Task objective:
Update the lines from the first one through the line containing "svg-text:900: 900 xyxy=(1101,519,1113,526)" by changing "4500" to "4800" and leaving everything else the same. Give only those lines.

Element and region data:
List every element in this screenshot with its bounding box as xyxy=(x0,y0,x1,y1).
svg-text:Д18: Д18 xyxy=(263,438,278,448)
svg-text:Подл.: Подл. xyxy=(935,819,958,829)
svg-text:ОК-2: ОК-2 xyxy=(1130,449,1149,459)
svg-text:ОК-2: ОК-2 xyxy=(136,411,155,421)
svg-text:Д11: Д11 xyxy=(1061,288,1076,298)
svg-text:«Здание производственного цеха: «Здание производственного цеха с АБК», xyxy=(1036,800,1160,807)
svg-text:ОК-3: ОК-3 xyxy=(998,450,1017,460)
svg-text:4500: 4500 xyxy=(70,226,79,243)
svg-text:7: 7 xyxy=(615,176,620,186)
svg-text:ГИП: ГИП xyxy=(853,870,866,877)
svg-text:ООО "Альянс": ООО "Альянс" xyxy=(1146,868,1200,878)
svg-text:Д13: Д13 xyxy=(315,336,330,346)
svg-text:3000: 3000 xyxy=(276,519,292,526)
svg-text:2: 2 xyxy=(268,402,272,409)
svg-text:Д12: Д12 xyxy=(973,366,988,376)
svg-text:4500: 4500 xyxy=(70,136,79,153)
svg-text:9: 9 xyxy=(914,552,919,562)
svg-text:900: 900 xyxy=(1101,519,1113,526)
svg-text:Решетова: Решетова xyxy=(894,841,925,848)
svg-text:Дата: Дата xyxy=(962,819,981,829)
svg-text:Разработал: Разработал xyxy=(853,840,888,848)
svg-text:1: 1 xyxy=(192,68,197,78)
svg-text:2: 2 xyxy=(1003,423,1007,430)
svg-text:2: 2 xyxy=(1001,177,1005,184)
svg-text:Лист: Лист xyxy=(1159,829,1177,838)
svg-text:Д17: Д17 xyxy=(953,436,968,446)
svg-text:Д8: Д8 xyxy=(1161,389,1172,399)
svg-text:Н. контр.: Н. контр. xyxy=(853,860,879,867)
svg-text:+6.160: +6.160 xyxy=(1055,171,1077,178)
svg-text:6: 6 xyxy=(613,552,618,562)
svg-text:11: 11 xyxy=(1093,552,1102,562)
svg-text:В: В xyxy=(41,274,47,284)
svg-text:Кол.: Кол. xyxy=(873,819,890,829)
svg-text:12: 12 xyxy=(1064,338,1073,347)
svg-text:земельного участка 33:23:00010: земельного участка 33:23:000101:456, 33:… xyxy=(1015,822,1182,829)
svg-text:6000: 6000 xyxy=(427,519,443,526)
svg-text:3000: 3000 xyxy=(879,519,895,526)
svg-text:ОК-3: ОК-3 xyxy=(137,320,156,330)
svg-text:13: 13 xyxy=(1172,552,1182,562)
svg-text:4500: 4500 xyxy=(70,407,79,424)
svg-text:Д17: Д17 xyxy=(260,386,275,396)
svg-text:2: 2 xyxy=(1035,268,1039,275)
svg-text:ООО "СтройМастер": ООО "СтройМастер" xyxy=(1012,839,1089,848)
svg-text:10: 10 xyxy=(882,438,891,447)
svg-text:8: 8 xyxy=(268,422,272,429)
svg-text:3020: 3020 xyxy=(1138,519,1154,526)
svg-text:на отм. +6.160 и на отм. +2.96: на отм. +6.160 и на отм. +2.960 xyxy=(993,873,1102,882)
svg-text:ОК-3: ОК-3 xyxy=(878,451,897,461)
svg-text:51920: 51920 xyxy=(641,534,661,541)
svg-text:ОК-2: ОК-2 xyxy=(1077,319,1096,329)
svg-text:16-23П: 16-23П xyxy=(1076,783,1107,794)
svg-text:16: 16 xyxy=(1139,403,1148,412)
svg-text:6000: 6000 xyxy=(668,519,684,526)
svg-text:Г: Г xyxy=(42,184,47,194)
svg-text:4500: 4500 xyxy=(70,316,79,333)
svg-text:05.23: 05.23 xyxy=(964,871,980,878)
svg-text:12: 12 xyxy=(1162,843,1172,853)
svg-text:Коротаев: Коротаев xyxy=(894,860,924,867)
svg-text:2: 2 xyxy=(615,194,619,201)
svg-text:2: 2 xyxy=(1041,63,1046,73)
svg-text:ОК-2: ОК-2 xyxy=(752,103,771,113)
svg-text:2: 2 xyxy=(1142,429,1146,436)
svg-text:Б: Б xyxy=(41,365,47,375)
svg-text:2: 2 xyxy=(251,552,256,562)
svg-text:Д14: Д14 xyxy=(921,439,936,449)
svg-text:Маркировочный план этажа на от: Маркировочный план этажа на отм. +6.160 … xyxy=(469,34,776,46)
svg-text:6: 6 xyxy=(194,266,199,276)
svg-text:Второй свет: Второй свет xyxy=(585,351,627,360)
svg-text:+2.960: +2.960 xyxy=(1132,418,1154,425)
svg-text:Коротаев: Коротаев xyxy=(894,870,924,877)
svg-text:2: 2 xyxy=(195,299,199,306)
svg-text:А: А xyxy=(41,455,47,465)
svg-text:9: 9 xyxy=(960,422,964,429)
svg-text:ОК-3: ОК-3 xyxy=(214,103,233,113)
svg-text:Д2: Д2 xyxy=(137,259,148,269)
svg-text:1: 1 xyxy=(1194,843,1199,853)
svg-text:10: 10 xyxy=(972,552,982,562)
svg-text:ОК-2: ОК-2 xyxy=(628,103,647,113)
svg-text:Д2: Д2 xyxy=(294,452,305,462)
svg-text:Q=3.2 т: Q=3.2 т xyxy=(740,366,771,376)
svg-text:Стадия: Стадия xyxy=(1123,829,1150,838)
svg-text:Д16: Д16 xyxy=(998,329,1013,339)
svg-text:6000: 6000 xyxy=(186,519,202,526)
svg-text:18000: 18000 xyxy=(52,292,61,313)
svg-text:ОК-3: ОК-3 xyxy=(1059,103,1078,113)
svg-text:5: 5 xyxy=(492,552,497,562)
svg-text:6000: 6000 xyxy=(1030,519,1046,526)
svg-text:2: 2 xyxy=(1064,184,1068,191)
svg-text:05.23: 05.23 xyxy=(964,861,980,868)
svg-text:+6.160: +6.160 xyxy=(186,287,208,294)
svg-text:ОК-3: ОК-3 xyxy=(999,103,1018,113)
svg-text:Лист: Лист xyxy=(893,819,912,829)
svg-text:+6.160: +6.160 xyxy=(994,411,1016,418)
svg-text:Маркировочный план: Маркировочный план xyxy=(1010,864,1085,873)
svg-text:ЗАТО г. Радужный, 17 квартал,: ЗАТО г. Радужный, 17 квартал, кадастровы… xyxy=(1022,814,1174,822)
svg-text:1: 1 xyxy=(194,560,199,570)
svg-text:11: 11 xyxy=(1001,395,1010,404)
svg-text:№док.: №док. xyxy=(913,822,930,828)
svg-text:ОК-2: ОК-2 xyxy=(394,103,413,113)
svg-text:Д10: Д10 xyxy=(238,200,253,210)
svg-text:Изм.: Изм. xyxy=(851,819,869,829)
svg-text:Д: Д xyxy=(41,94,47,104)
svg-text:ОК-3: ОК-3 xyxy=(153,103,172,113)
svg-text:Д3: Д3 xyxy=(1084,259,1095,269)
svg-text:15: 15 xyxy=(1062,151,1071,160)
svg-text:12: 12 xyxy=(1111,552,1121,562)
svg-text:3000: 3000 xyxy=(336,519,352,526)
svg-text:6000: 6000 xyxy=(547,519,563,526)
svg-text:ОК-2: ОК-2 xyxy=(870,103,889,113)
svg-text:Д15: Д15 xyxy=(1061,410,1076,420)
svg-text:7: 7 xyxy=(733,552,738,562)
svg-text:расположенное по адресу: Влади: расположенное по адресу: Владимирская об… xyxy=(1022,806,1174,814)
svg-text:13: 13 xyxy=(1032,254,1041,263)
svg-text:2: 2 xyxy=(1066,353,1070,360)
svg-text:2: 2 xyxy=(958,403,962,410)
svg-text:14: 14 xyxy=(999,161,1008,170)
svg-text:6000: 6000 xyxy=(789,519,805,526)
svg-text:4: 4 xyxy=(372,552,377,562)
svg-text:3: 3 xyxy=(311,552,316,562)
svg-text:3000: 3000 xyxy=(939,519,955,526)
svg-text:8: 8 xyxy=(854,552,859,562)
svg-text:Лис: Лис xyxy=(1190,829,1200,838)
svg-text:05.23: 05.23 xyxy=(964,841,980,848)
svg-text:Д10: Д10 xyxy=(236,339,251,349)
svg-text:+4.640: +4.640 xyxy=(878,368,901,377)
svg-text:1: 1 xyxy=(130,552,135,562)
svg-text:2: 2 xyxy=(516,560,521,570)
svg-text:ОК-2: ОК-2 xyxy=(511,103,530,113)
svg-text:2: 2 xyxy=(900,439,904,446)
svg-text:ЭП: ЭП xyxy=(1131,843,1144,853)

Finished exercise:
List every element in this screenshot with its bounding box as xyxy=(x0,y0,x1,y1).
svg-text:Д18: Д18 xyxy=(263,438,278,448)
svg-text:Подл.: Подл. xyxy=(935,819,958,829)
svg-text:ОК-2: ОК-2 xyxy=(1130,449,1149,459)
svg-text:ОК-2: ОК-2 xyxy=(136,411,155,421)
svg-text:Д11: Д11 xyxy=(1061,288,1076,298)
svg-text:«Здание производственного цеха: «Здание производственного цеха с АБК», xyxy=(1036,800,1160,807)
svg-text:ОК-3: ОК-3 xyxy=(998,450,1017,460)
svg-text:4800: 4800 xyxy=(70,226,79,243)
svg-text:7: 7 xyxy=(615,176,620,186)
svg-text:ГИП: ГИП xyxy=(853,870,866,877)
svg-text:ООО "Альянс": ООО "Альянс" xyxy=(1146,868,1200,878)
svg-text:Д13: Д13 xyxy=(315,336,330,346)
svg-text:3000: 3000 xyxy=(276,519,292,526)
svg-text:2: 2 xyxy=(268,402,272,409)
svg-text:Д12: Д12 xyxy=(973,366,988,376)
svg-text:4800: 4800 xyxy=(70,136,79,153)
svg-text:9: 9 xyxy=(914,552,919,562)
svg-text:900: 900 xyxy=(1101,519,1113,526)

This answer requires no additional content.